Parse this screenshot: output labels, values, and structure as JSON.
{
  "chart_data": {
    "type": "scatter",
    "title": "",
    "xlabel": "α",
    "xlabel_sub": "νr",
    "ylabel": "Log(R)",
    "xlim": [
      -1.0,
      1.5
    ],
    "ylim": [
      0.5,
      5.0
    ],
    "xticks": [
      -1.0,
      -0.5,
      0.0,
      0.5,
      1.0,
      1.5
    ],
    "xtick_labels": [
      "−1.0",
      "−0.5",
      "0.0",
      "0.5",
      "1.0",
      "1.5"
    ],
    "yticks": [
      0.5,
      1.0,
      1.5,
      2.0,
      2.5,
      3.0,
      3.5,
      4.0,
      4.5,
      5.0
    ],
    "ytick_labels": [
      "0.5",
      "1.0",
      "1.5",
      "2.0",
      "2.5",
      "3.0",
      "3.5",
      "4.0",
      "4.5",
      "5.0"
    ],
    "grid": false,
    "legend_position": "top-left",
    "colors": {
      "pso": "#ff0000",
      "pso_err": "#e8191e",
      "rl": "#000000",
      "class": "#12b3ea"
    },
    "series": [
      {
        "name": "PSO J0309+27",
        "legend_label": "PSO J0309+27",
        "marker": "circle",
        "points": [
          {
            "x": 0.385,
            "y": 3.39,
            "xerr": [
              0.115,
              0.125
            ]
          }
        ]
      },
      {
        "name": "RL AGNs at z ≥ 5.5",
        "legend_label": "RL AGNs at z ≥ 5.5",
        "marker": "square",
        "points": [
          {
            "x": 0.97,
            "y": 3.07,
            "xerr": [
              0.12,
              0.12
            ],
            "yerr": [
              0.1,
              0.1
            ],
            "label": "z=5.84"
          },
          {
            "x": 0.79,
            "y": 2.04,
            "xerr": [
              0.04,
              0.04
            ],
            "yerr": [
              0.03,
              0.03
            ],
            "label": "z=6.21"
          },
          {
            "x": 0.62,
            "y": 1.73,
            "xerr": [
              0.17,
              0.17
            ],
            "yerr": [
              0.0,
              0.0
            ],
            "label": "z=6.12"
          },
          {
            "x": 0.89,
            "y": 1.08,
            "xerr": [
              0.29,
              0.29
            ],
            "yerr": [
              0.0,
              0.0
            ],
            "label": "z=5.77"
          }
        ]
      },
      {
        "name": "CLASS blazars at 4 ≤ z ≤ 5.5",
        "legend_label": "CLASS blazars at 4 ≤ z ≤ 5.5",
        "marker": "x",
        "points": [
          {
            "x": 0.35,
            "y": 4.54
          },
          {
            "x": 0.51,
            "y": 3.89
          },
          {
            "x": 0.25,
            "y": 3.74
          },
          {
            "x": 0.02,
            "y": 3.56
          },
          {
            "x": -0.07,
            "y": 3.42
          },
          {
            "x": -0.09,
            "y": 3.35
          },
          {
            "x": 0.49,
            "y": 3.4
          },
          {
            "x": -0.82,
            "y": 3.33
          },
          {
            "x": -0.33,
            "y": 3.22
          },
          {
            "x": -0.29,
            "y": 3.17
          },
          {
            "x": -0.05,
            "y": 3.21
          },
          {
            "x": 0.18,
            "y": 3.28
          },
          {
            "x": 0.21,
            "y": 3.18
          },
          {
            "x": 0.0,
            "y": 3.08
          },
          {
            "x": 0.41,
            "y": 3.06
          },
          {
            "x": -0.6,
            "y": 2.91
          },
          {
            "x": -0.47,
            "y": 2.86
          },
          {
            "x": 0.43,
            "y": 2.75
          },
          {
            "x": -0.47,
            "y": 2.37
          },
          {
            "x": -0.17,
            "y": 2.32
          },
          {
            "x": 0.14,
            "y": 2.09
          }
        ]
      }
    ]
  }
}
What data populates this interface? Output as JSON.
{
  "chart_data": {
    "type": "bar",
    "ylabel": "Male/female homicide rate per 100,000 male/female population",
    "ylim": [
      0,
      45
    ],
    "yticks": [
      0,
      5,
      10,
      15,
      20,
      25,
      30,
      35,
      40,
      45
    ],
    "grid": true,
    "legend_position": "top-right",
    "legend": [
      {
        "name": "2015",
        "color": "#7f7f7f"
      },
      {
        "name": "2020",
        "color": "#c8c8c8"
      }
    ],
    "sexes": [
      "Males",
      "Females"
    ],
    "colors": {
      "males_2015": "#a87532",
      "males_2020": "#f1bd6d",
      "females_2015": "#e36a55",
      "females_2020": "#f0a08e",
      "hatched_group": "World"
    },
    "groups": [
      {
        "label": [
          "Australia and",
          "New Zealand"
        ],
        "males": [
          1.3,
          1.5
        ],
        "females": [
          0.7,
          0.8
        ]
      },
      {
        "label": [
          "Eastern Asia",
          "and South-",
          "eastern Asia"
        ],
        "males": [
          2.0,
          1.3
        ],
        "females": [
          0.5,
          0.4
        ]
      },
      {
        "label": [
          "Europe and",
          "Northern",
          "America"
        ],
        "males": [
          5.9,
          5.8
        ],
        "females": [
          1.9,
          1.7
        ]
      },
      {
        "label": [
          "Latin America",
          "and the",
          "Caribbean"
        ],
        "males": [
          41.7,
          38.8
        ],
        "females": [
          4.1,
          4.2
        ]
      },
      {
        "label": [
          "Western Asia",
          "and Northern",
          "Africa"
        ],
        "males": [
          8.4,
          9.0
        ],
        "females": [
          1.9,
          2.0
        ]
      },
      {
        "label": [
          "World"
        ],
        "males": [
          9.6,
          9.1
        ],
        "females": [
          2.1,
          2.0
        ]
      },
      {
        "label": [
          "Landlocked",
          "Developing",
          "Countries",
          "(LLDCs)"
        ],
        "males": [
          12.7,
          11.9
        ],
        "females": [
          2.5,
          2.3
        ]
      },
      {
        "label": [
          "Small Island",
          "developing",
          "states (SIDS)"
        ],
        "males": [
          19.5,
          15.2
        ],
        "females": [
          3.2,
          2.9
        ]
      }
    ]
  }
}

> WRITTEN PROBLEM
Give an exact repetition of all the material.

> FINAL RESULT
Parse this screenshot: output labels, values, and structure as JSON.
{
  "chart_data": {
    "type": "scatter",
    "title": "",
    "xlabel": "α",
    "xlabel_sub": "νr",
    "ylabel": "Log(R)",
    "xlim": [
      -1.0,
      1.5
    ],
    "ylim": [
      0.5,
      5.0
    ],
    "xticks": [
      -1.0,
      -0.5,
      0.0,
      0.5,
      1.0,
      1.5
    ],
    "xtick_labels": [
      "−1.0",
      "−0.5",
      "0.0",
      "0.5",
      "1.0",
      "1.5"
    ],
    "yticks": [
      0.5,
      1.0,
      1.5,
      2.0,
      2.5,
      3.0,
      3.5,
      4.0,
      4.5,
      5.0
    ],
    "ytick_labels": [
      "0.5",
      "1.0",
      "1.5",
      "2.0",
      "2.5",
      "3.0",
      "3.5",
      "4.0",
      "4.5",
      "5.0"
    ],
    "grid": false,
    "legend_position": "top-left",
    "colors": {
      "pso": "#ff0000",
      "pso_err": "#e8191e",
      "rl": "#000000",
      "class": "#12b3ea"
    },
    "series": [
      {
        "name": "PSO J0309+27",
        "legend_label": "PSO J0309+27",
        "marker": "circle",
        "points": [
          {
            "x": 0.385,
            "y": 3.39,
            "xerr": [
              0.115,
              0.125
            ]
          }
        ]
      },
      {
        "name": "RL AGNs at z ≥ 5.5",
        "legend_label": "RL AGNs at z ≥ 5.5",
        "marker": "square",
        "points": [
          {
            "x": 0.97,
            "y": 3.07,
            "xerr": [
              0.12,
              0.12
            ],
            "yerr": [
              0.1,
              0.1
            ],
            "label": "z=5.84"
          },
          {
            "x": 0.79,
            "y": 2.04,
            "xerr": [
              0.04,
              0.04
            ],
            "yerr": [
              0.03,
              0.03
            ],
            "label": "z=6.21"
          },
          {
            "x": 0.62,
            "y": 1.73,
            "xerr": [
              0.17,
              0.17
            ],
            "yerr": [
              0.0,
              0.0
            ],
            "label": "z=6.12"
          },
          {
            "x": 0.89,
            "y": 1.08,
            "xerr": [
              0.29,
              0.29
            ],
            "yerr": [
              0.0,
              0.0
            ],
            "label": "z=5.77"
          }
        ]
      },
      {
        "name": "CLASS blazars at 4 ≤ z ≤ 5.5",
        "legend_label": "CLASS blazars at 4 ≤ z ≤ 5.5",
        "marker": "x",
        "points": [
          {
            "x": 0.35,
            "y": 4.54
          },
          {
            "x": 0.51,
            "y": 3.89
          },
          {
            "x": 0.25,
            "y": 3.74
          },
          {
            "x": 0.02,
            "y": 3.56
          },
          {
            "x": -0.07,
            "y": 3.42
          },
          {
            "x": -0.09,
            "y": 3.35
          },
          {
            "x": 0.49,
            "y": 3.4
          },
          {
            "x": -0.82,
            "y": 3.33
          },
          {
            "x": -0.33,
            "y": 3.22
          },
          {
            "x": -0.29,
            "y": 3.17
          },
          {
            "x": -0.05,
            "y": 3.21
          },
          {
            "x": 0.18,
            "y": 3.28
          },
          {
            "x": 0.21,
            "y": 3.18
          },
          {
            "x": 0.0,
            "y": 3.08
          },
          {
            "x": 0.41,
            "y": 3.06
          },
          {
            "x": -0.6,
            "y": 2.91
          },
          {
            "x": -0.47,
            "y": 2.86
          },
          {
            "x": 0.43,
            "y": 2.75
          },
          {
            "x": -0.47,
            "y": 2.37
          },
          {
            "x": -0.17,
            "y": 2.32
          },
          {
            "x": 0.14,
            "y": 2.09
          }
        ]
      }
    ]
  }
}
What data populates this interface? Output as JSON.
{
  "chart_data": {
    "type": "bar",
    "ylabel": "Male/female homicide rate per 100,000 male/female population",
    "ylim": [
      0,
      45
    ],
    "yticks": [
      0,
      5,
      10,
      15,
      20,
      25,
      30,
      35,
      40,
      45
    ],
    "grid": true,
    "legend_position": "top-right",
    "legend": [
      {
        "name": "2015",
        "color": "#7f7f7f"
      },
      {
        "name": "2020",
        "color": "#c8c8c8"
      }
    ],
    "sexes": [
      "Males",
      "Females"
    ],
    "colors": {
      "males_2015": "#a87532",
      "males_2020": "#f1bd6d",
      "females_2015": "#e36a55",
      "females_2020": "#f0a08e",
      "hatched_group": "World"
    },
    "groups": [
      {
        "label": [
          "Australia and",
          "New Zealand"
        ],
        "males": [
          1.3,
          1.5
        ],
        "females": [
          0.7,
          0.8
        ]
      },
      {
        "label": [
          "Eastern Asia",
          "and South-",
          "eastern Asia"
        ],
        "males": [
          2.0,
          1.3
        ],
        "females": [
          0.5,
          0.4
        ]
      },
      {
        "label": [
          "Europe and",
          "Northern",
          "America"
        ],
        "males": [
          5.9,
          5.8
        ],
        "females": [
          1.9,
          1.7
        ]
      },
      {
        "label": [
          "Latin America",
          "and the",
          "Caribbean"
        ],
        "males": [
          41.7,
          38.8
        ],
        "females": [
          4.1,
          4.2
        ]
      },
      {
        "label": [
          "Western Asia",
          "and Northern",
          "Africa"
        ],
        "males": [
          8.4,
          9.0
        ],
        "females": [
          1.9,
          2.0
        ]
      },
      {
        "label": [
          "World"
        ],
        "males": [
          9.6,
          9.1
        ],
        "females": [
          2.1,
          2.0
        ]
      },
      {
        "label": [
          "Landlocked",
          "Developing",
          "Countries",
          "(LLDCs)"
        ],
        "males": [
          12.7,
          11.9
        ],
        "females": [
          2.5,
          2.3
        ]
      },
      {
        "label": [
          "Small Island",
          "developing",
          "states (SIDS)"
        ],
        "males": [
          19.5,
          15.2
        ],
        "females": [
          3.2,
          2.9
        ]
      }
    ]
  }
}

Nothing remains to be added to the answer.